▶ _Task objective_
Transcribe every line exactly and omit anything that is a picture.

Dataset items:
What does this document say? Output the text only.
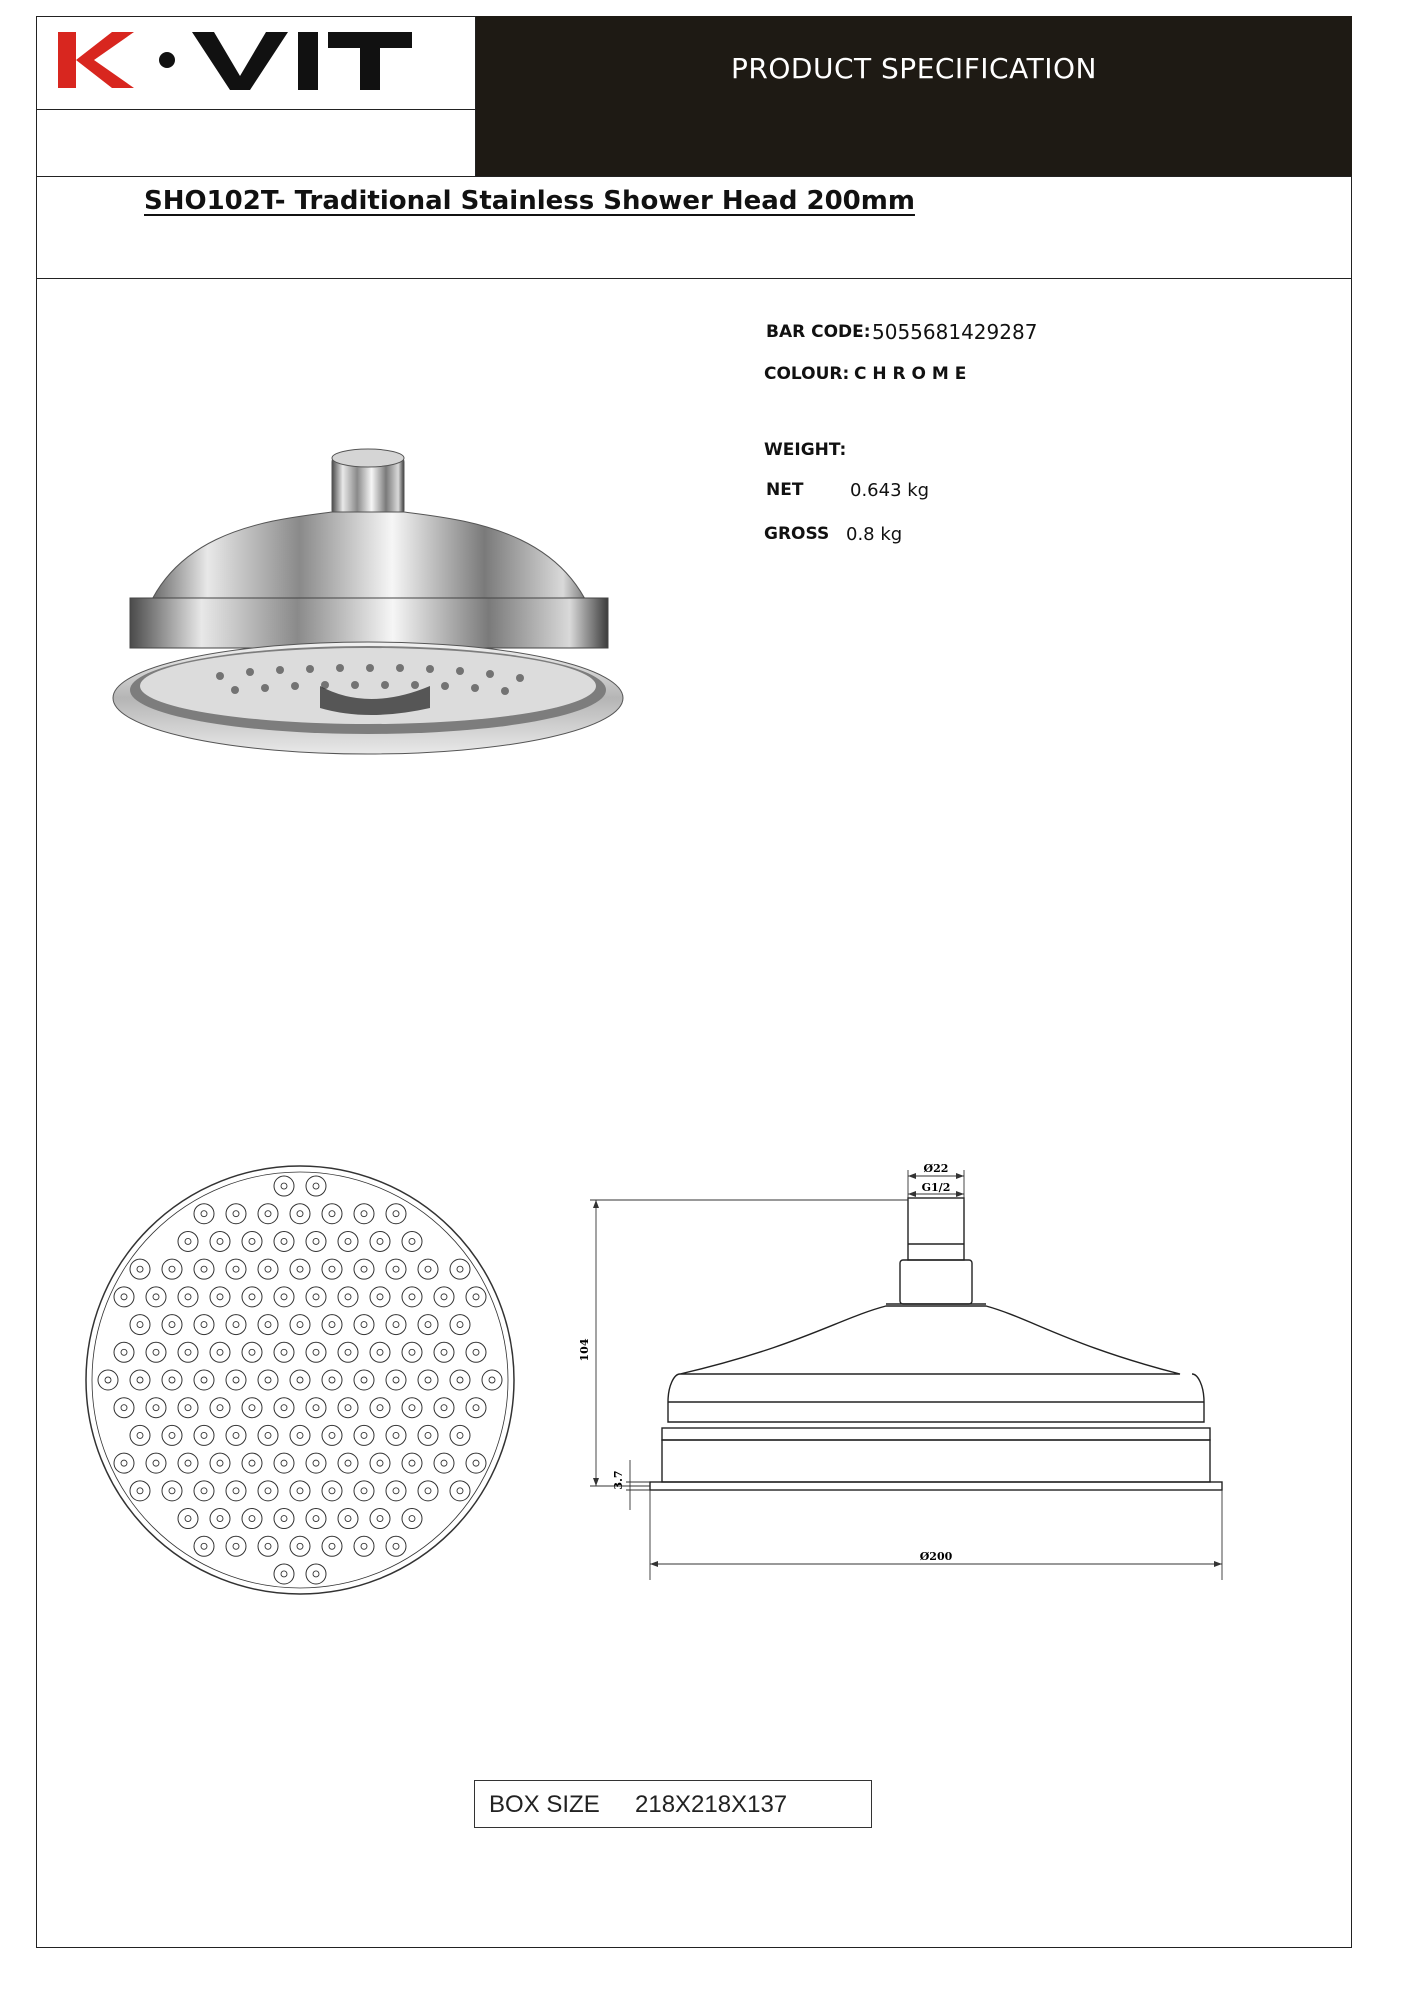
PRODUCT SPECIFICATION
SHO102T- Traditional Stainless Shower Head 200mm
BAR CODE: 5055681429287
COLOUR: C H R O M E
WEIGHT:
NET	0.643 kg
GROSS 0.8 kg
Ø22
G1/2
104
3.7
Ø200
BOX SIZE 218X218X137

▶ _Answer_
What does this document say? Output the text only.
PRODUCT SPECIFICATION
SHO102T- Traditional Stainless Shower Head 200mm
BAR CODE: 5055681429287
COLOUR: C H R O M E
WEIGHT:
NET	0.643 kg
GROSS 0.8 kg
Ø22
G1/2
104
3.7
Ø200
BOX SIZE 218X218X137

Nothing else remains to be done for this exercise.